Set exercise: Determine how many lines contain the string "watts". Reply with that figure and nothing else.

(Stored entries)
=-=-=

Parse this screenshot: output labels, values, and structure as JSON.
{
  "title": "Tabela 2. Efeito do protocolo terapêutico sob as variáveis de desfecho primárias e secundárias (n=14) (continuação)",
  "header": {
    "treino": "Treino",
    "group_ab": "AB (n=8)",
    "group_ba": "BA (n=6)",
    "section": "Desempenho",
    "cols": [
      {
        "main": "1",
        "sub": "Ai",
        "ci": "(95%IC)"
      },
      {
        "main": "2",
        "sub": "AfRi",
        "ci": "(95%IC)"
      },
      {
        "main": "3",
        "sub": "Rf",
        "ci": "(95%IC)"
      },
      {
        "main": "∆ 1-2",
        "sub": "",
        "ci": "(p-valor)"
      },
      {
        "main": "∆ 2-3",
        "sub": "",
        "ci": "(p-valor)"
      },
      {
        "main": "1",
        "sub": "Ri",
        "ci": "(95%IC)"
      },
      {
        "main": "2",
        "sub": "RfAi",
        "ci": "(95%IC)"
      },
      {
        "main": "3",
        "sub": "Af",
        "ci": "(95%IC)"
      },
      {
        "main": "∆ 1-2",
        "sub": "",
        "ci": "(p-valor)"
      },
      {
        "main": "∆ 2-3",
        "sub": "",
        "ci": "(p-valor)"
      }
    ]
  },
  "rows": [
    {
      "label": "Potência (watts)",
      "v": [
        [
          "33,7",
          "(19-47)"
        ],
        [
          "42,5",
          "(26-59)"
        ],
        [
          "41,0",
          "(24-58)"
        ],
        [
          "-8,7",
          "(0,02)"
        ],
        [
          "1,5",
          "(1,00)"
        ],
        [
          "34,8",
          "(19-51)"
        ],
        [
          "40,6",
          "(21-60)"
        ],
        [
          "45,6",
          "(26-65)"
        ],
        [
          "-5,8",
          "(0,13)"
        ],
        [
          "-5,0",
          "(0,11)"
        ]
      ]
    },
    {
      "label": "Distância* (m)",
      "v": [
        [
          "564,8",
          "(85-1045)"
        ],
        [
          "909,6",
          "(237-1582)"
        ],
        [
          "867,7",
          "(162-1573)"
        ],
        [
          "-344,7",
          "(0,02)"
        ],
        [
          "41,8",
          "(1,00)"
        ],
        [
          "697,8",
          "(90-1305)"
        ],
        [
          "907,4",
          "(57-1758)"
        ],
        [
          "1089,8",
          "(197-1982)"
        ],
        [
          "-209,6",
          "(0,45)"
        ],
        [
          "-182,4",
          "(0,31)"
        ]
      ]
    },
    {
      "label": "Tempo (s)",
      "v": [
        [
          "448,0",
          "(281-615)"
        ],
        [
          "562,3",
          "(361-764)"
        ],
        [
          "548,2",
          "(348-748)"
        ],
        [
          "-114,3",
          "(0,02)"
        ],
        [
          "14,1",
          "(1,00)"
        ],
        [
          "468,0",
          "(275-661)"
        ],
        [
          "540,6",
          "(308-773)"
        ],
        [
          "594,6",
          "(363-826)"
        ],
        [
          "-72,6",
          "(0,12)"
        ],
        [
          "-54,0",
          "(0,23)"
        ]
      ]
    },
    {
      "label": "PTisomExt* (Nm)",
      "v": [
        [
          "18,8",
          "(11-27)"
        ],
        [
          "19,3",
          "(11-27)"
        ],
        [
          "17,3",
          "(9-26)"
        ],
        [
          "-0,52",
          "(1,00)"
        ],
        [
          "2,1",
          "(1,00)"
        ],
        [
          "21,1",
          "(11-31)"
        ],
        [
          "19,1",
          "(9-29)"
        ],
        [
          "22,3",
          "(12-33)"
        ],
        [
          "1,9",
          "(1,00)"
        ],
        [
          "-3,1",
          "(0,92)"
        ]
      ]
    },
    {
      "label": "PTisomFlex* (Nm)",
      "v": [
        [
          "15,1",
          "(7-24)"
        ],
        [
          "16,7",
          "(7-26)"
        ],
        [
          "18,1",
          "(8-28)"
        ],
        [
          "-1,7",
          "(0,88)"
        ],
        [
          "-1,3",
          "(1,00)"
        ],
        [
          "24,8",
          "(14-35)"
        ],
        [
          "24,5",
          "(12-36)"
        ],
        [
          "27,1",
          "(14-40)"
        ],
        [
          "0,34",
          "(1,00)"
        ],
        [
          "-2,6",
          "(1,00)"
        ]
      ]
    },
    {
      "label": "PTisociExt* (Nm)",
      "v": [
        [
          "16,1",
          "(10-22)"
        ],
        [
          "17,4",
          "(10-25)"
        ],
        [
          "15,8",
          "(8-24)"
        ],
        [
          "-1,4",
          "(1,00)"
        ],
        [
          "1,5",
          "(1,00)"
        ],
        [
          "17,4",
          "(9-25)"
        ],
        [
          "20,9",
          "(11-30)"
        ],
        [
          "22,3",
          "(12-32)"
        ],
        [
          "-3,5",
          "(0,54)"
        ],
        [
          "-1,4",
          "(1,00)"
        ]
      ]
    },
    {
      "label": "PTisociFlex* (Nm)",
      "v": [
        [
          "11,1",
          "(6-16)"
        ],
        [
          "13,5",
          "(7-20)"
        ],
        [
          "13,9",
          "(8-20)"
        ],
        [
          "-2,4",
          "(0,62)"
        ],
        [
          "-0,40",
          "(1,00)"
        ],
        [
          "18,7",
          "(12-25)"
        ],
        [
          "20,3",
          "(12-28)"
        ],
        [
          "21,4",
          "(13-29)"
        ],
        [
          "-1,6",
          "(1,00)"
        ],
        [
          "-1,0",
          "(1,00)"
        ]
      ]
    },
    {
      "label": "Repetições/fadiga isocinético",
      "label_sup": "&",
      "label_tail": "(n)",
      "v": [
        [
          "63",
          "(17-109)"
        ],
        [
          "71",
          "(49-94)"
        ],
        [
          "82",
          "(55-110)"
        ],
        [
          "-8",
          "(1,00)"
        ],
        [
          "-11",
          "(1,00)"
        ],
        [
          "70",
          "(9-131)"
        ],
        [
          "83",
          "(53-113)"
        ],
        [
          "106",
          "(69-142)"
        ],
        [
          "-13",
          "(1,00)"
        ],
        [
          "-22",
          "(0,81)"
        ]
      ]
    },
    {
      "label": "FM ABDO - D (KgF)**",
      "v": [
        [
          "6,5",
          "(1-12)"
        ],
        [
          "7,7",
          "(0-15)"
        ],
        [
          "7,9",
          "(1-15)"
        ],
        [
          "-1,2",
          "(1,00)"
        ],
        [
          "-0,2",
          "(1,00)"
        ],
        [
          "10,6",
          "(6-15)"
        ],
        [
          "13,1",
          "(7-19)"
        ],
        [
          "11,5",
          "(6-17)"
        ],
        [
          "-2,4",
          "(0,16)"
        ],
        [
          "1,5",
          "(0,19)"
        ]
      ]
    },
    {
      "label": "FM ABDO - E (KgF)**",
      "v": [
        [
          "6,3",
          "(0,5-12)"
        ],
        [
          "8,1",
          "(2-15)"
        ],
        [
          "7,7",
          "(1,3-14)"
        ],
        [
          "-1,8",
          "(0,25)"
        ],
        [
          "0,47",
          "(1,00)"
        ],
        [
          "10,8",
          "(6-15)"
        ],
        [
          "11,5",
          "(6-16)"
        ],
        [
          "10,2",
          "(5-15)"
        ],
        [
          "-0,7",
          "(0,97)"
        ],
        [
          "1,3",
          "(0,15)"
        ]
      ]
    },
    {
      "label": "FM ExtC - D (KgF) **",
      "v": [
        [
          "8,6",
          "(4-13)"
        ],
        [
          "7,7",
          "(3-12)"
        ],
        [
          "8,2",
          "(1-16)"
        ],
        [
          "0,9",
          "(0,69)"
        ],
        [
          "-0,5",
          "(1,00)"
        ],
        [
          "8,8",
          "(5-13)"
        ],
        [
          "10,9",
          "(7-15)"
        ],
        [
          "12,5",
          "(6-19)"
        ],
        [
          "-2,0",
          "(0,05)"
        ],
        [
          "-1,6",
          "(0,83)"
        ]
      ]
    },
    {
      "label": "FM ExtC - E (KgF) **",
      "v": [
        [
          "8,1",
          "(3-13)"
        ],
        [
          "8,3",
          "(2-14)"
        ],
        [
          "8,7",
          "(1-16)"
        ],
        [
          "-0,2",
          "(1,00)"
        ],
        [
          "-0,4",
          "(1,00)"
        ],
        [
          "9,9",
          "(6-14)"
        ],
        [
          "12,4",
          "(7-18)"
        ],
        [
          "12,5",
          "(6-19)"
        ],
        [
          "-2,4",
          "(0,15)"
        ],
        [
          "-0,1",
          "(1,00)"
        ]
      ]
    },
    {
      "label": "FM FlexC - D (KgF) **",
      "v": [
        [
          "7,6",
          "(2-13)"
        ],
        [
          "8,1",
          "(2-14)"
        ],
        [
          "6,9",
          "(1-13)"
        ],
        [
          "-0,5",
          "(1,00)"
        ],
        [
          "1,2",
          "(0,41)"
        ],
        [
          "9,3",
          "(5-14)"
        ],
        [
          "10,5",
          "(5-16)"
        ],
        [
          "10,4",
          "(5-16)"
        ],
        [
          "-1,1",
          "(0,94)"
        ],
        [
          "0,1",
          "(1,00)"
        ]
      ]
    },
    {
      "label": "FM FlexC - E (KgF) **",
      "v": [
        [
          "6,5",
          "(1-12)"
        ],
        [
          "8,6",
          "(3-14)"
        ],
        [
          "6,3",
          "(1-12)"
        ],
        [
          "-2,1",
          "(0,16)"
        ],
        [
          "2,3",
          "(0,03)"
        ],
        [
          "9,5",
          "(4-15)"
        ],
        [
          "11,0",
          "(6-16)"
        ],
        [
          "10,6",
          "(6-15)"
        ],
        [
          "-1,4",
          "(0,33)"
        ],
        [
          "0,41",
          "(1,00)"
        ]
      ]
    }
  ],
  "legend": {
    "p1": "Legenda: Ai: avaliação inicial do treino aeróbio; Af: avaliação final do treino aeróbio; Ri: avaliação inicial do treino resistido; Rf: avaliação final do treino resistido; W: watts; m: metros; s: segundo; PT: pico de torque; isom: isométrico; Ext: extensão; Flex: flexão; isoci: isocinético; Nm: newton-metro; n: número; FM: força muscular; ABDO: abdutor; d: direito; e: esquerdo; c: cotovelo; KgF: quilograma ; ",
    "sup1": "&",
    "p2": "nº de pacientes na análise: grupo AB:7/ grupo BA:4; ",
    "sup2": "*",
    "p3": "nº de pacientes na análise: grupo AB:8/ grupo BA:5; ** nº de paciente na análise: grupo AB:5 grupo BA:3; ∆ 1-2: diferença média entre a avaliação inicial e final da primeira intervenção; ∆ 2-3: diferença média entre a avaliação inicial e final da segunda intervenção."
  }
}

=-=-=

Result of this exercise: 2